+++ The data +++

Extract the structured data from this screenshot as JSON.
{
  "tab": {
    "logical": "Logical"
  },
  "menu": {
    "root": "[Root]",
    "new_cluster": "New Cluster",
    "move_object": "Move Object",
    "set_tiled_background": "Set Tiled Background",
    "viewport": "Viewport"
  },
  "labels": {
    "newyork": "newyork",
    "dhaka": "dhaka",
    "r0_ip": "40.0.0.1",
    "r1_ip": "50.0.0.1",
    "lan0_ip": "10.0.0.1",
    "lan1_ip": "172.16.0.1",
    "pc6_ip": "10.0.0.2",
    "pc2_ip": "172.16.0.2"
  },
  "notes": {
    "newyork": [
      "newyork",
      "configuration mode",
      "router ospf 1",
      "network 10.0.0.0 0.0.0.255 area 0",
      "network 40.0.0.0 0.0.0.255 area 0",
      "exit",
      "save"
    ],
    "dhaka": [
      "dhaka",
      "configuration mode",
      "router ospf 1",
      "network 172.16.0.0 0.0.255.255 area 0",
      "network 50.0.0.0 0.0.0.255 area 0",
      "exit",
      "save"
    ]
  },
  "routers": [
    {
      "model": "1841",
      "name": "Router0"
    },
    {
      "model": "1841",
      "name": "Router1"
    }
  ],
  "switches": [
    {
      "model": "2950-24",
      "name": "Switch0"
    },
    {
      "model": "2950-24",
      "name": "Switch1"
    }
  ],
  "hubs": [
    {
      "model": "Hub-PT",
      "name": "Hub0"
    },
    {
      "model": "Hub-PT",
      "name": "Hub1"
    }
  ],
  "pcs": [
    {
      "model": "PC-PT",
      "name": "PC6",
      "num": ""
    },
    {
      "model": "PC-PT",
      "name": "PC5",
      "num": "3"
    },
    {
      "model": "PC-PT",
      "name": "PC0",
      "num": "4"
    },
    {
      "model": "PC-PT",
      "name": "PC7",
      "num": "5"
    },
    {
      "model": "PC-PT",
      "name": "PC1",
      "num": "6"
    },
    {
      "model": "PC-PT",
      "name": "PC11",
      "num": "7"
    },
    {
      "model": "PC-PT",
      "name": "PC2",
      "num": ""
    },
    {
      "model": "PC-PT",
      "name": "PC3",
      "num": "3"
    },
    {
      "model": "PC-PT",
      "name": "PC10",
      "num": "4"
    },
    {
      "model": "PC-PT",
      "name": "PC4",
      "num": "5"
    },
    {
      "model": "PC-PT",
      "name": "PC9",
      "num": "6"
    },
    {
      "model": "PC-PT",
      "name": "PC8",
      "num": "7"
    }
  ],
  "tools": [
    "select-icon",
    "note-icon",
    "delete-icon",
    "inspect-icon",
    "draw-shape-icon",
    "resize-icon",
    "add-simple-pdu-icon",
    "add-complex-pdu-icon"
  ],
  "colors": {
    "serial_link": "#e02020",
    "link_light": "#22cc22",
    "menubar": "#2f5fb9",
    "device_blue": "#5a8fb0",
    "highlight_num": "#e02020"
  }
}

+++

§ Instructions to follow
Print the complete listing again, exactly as it stands.

§ Task result
Extract the structured data from this screenshot as JSON.
{
  "tab": {
    "logical": "Logical"
  },
  "menu": {
    "root": "[Root]",
    "new_cluster": "New Cluster",
    "move_object": "Move Object",
    "set_tiled_background": "Set Tiled Background",
    "viewport": "Viewport"
  },
  "labels": {
    "newyork": "newyork",
    "dhaka": "dhaka",
    "r0_ip": "40.0.0.1",
    "r1_ip": "50.0.0.1",
    "lan0_ip": "10.0.0.1",
    "lan1_ip": "172.16.0.1",
    "pc6_ip": "10.0.0.2",
    "pc2_ip": "172.16.0.2"
  },
  "notes": {
    "newyork": [
      "newyork",
      "configuration mode",
      "router ospf 1",
      "network 10.0.0.0 0.0.0.255 area 0",
      "network 40.0.0.0 0.0.0.255 area 0",
      "exit",
      "save"
    ],
    "dhaka": [
      "dhaka",
      "configuration mode",
      "router ospf 1",
      "network 172.16.0.0 0.0.255.255 area 0",
      "network 50.0.0.0 0.0.0.255 area 0",
      "exit",
      "save"
    ]
  },
  "routers": [
    {
      "model": "1841",
      "name": "Router0"
    },
    {
      "model": "1841",
      "name": "Router1"
    }
  ],
  "switches": [
    {
      "model": "2950-24",
      "name": "Switch0"
    },
    {
      "model": "2950-24",
      "name": "Switch1"
    }
  ],
  "hubs": [
    {
      "model": "Hub-PT",
      "name": "Hub0"
    },
    {
      "model": "Hub-PT",
      "name": "Hub1"
    }
  ],
  "pcs": [
    {
      "model": "PC-PT",
      "name": "PC6",
      "num": ""
    },
    {
      "model": "PC-PT",
      "name": "PC5",
      "num": "3"
    },
    {
      "model": "PC-PT",
      "name": "PC0",
      "num": "4"
    },
    {
      "model": "PC-PT",
      "name": "PC7",
      "num": "5"
    },
    {
      "model": "PC-PT",
      "name": "PC1",
      "num": "6"
    },
    {
      "model": "PC-PT",
      "name": "PC11",
      "num": "7"
    },
    {
      "model": "PC-PT",
      "name": "PC2",
      "num": ""
    },
    {
      "model": "PC-PT",
      "name": "PC3",
      "num": "3"
    },
    {
      "model": "PC-PT",
      "name": "PC10",
      "num": "4"
    },
    {
      "model": "PC-PT",
      "name": "PC4",
      "num": "5"
    },
    {
      "model": "PC-PT",
      "name": "PC9",
      "num": "6"
    },
    {
      "model": "PC-PT",
      "name": "PC8",
      "num": "7"
    }
  ],
  "tools": [
    "select-icon",
    "note-icon",
    "delete-icon",
    "inspect-icon",
    "draw-shape-icon",
    "resize-icon",
    "add-simple-pdu-icon",
    "add-complex-pdu-icon"
  ],
  "colors": {
    "serial_link": "#e02020",
    "link_light": "#22cc22",
    "menubar": "#2f5fb9",
    "device_blue": "#5a8fb0",
    "highlight_num": "#e02020"
  }
}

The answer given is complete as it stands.